Material provided:
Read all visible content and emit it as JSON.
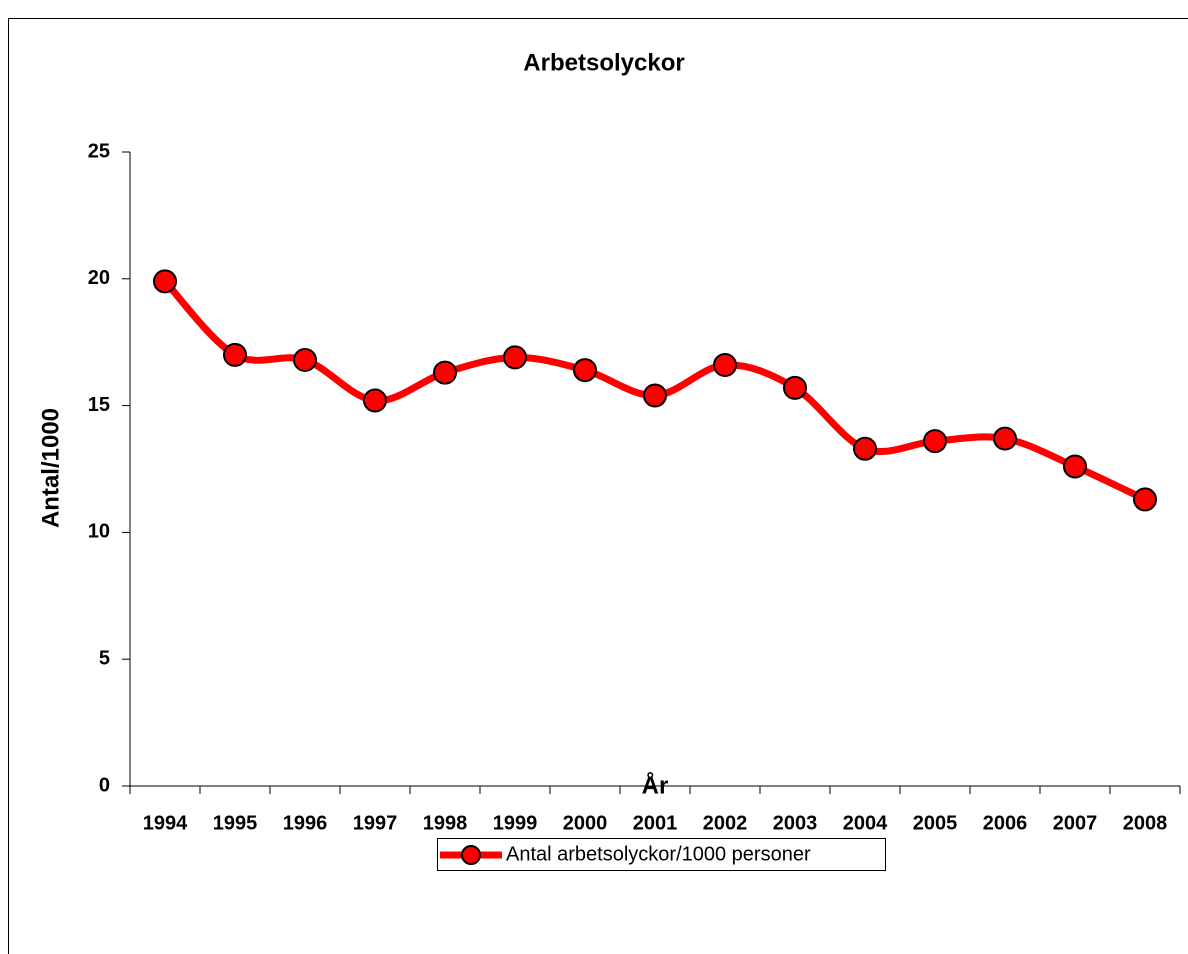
{
  "chart_data": {
    "type": "line",
    "title": "Arbetsolyckor",
    "x_label": "År",
    "y_label": "Antal/1000",
    "categories": [
      "1994",
      "1995",
      "1996",
      "1997",
      "1998",
      "1999",
      "2000",
      "2001",
      "2002",
      "2003",
      "2004",
      "2005",
      "2006",
      "2007",
      "2008"
    ],
    "series": [
      {
        "name": "Antal arbetsolyckor/1000 personer",
        "color": "#ff0000",
        "values": [
          19.9,
          17.0,
          16.8,
          15.2,
          16.3,
          16.9,
          16.4,
          15.4,
          16.6,
          15.7,
          13.3,
          13.6,
          13.7,
          12.6,
          11.3
        ]
      }
    ],
    "ylim": [
      0,
      25
    ],
    "yticks": [
      0,
      5,
      10,
      15,
      20,
      25
    ],
    "grid": false,
    "legend": "bottom",
    "smooth": true
  }
}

Task instructions: Your task is to repeat the data above exactly while excluding the pictures.

Task result:
Read all visible content and emit it as JSON.
{
  "chart_data": {
    "type": "line",
    "title": "Arbetsolyckor",
    "x_label": "År",
    "y_label": "Antal/1000",
    "categories": [
      "1994",
      "1995",
      "1996",
      "1997",
      "1998",
      "1999",
      "2000",
      "2001",
      "2002",
      "2003",
      "2004",
      "2005",
      "2006",
      "2007",
      "2008"
    ],
    "series": [
      {
        "name": "Antal arbetsolyckor/1000 personer",
        "color": "#ff0000",
        "values": [
          19.9,
          17.0,
          16.8,
          15.2,
          16.3,
          16.9,
          16.4,
          15.4,
          16.6,
          15.7,
          13.3,
          13.6,
          13.7,
          12.6,
          11.3
        ]
      }
    ],
    "ylim": [
      0,
      25
    ],
    "yticks": [
      0,
      5,
      10,
      15,
      20,
      25
    ],
    "grid": false,
    "legend": "bottom",
    "smooth": true
  }
}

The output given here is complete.